> [REQUIREMENTS]:
Every line of the data that contains the string "name" must be copied.

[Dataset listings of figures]

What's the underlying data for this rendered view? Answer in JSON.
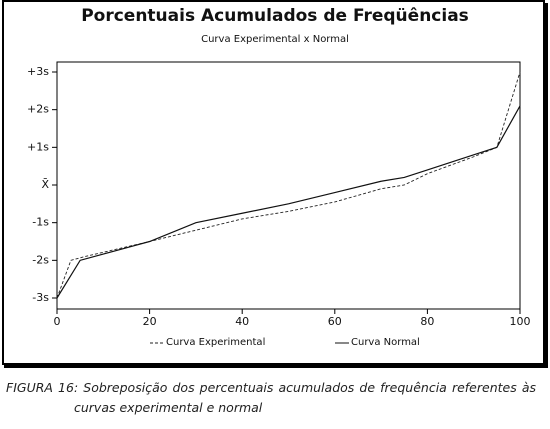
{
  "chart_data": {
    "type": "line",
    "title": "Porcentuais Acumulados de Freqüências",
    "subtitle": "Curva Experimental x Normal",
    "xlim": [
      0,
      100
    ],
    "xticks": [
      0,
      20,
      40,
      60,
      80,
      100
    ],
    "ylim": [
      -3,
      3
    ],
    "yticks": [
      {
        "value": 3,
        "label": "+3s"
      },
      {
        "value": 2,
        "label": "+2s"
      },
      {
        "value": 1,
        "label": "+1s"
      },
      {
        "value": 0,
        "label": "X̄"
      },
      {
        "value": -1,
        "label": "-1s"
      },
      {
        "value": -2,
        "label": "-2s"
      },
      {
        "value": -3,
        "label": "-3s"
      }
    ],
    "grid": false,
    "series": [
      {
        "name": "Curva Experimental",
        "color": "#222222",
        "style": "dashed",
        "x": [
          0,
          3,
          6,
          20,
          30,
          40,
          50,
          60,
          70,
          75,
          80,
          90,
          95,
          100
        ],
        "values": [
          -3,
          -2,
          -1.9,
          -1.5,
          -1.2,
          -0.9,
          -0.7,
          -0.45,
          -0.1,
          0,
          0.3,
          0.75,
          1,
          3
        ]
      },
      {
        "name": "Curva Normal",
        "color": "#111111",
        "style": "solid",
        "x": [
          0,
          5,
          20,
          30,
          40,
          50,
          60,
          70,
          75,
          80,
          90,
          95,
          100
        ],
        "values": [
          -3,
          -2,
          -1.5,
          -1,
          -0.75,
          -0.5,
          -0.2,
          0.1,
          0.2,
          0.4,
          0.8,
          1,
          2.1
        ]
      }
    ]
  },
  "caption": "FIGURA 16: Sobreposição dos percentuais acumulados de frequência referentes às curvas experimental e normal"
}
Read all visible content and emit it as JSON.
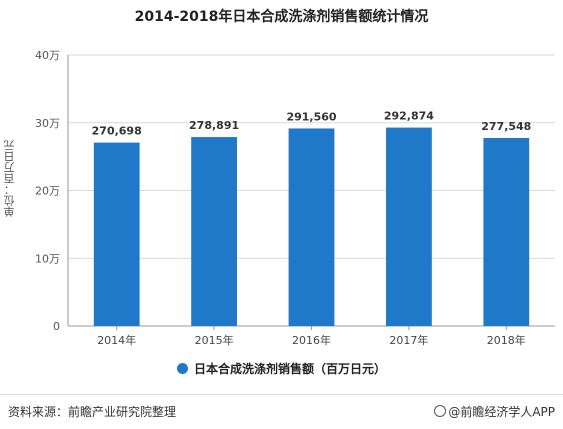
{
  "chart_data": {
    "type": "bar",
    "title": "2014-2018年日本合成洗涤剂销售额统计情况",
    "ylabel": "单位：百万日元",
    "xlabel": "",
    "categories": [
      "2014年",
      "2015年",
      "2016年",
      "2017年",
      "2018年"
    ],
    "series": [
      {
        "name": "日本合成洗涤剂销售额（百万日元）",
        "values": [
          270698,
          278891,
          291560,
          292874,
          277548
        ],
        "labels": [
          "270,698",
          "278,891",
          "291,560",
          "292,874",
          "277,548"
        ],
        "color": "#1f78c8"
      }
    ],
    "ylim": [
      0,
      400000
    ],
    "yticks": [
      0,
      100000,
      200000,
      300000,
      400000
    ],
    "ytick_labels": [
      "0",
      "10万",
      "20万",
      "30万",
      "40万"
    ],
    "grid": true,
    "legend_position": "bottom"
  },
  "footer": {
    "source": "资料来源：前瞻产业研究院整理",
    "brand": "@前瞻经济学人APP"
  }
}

> [SOLUTION TO THIS TASK]:
        "name": "Curva Experimental",
        "name": "Curva Normal",
        "name": "日本合成洗涤剂销售额（百万日元）",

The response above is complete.